→ **Data records**
----------

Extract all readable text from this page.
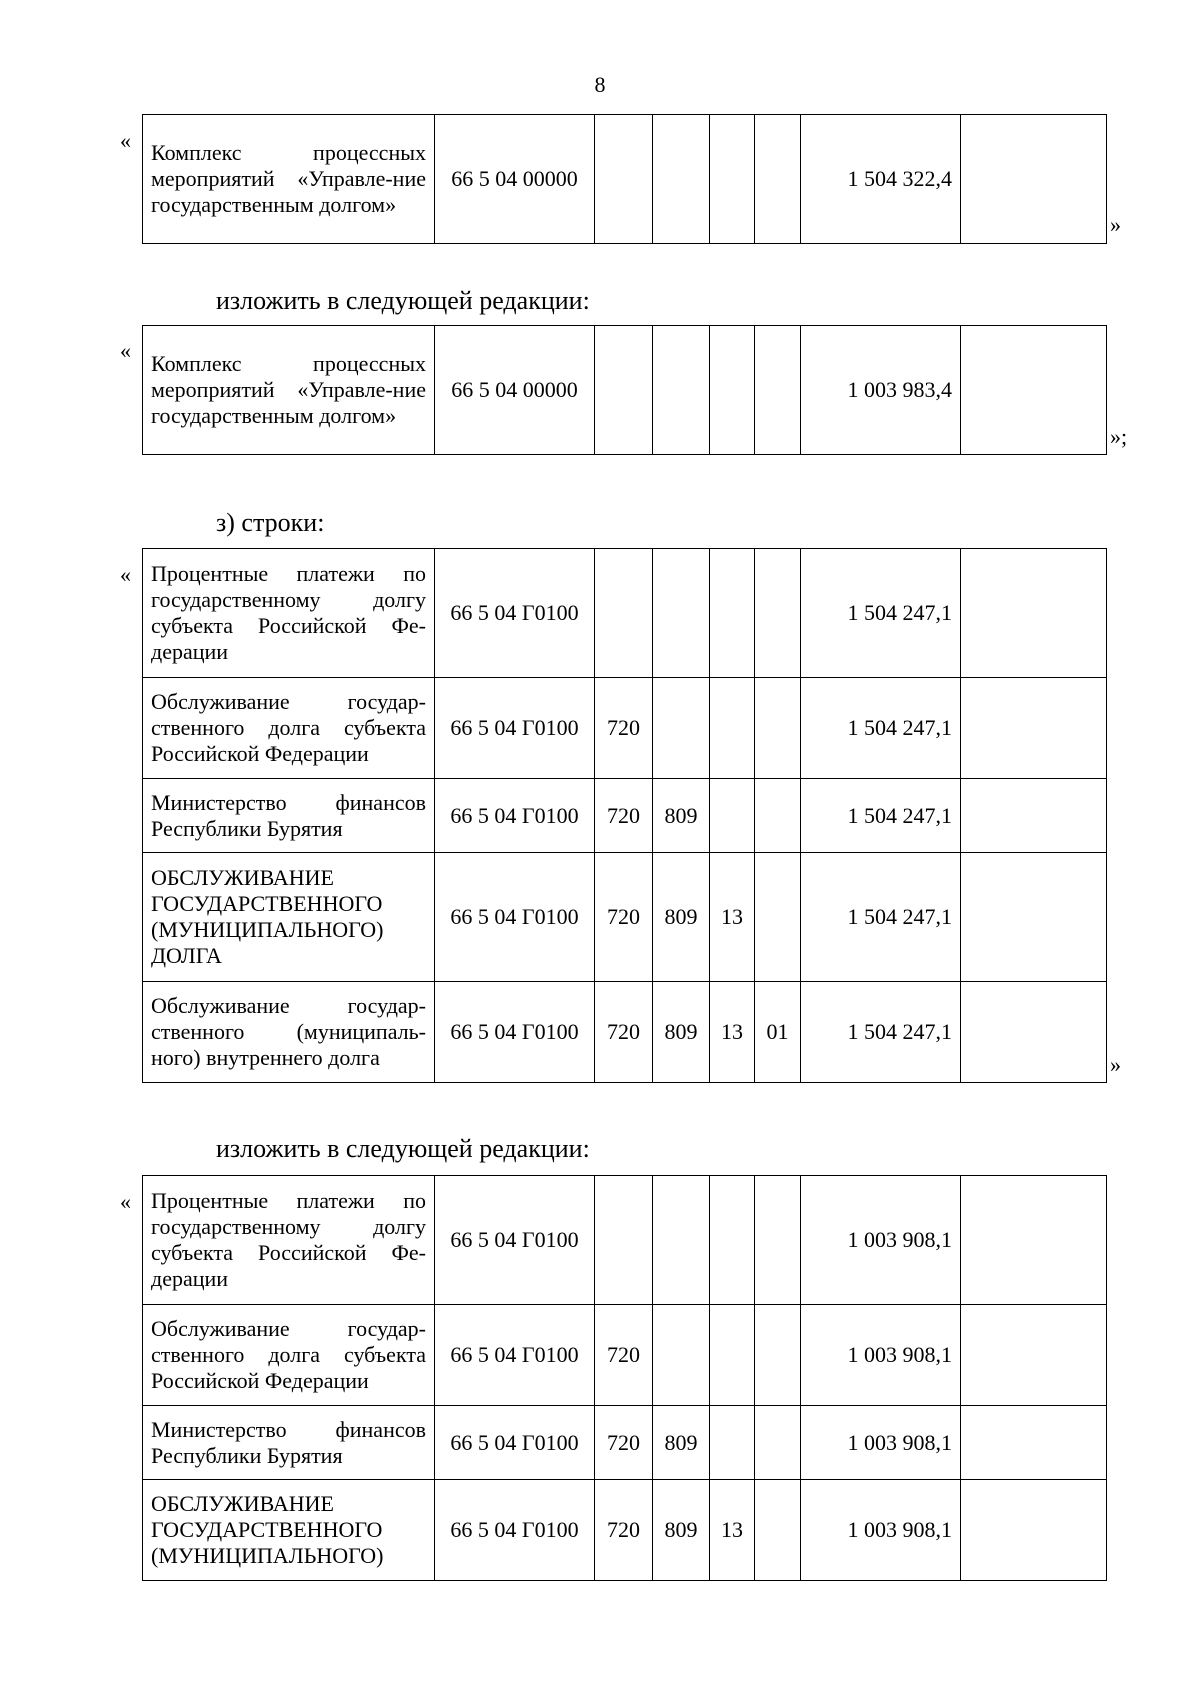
8
« Комплекс процессных мероприятий «Управле-ние государственным долгом»	66 5 04 00000					1 504 322,4	
»
изложить в следующей редакции:
«
Комплекс процессных мероприятий «Управле-ние государственным долгом»	66 5 04 00000					1 003 983,4	
»;
з) строки:
« Процентные платежи по государственному долгу субъекта Российской Фе-дерации	66 5 04 Г0100					1 504 247,1	
Обслуживание государ-ственного долга субъекта Российской Федерации	66 5 04 Г0100	720				1 504 247,1	
Министерство финансов Республики Бурятия	66 5 04 Г0100	720	809			1 504 247,1	
ОБСЛУЖИВАНИЕ ГОСУДАРСТВЕННОГО (МУНИЦИПАЛЬНОГО) ДОЛГА	66 5 04 Г0100	720	809	13		1 504 247,1	
Обслуживание государ-ственного (муниципаль-ного) внутреннего долга	66 5 04 Г0100	720	809	13	01	1 504 247,1	
»
изложить в следующей редакции:
« Процентные платежи по государственному долгу субъекта Российской Фе-дерации	66 5 04 Г0100					1 003 908,1	
Обслуживание государ-ственного долга субъекта Российской Федерации	66 5 04 Г0100	720				1 003 908,1	
Министерство финансов Республики Бурятия	66 5 04 Г0100	720	809			1 003 908,1	
ОБСЛУЖИВАНИЕ ГОСУДАРСТВЕННОГО (МУНИЦИПАЛЬНОГО)	66 5 04 Г0100	720	809	13		1 003 908,1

----------

→ **GOAL**
Find and copy every line in the entries above where the string "платежи" occurs.

→ **COMPLETE OUTPUT**
« Процентные платежи по государственному долгу субъекта Российской Фе-дерации	66 5 04 Г0100					1 504 247,1	
« Процентные платежи по государственному долгу субъекта Российской Фе-дерации	66 5 04 Г0100					1 003 908,1	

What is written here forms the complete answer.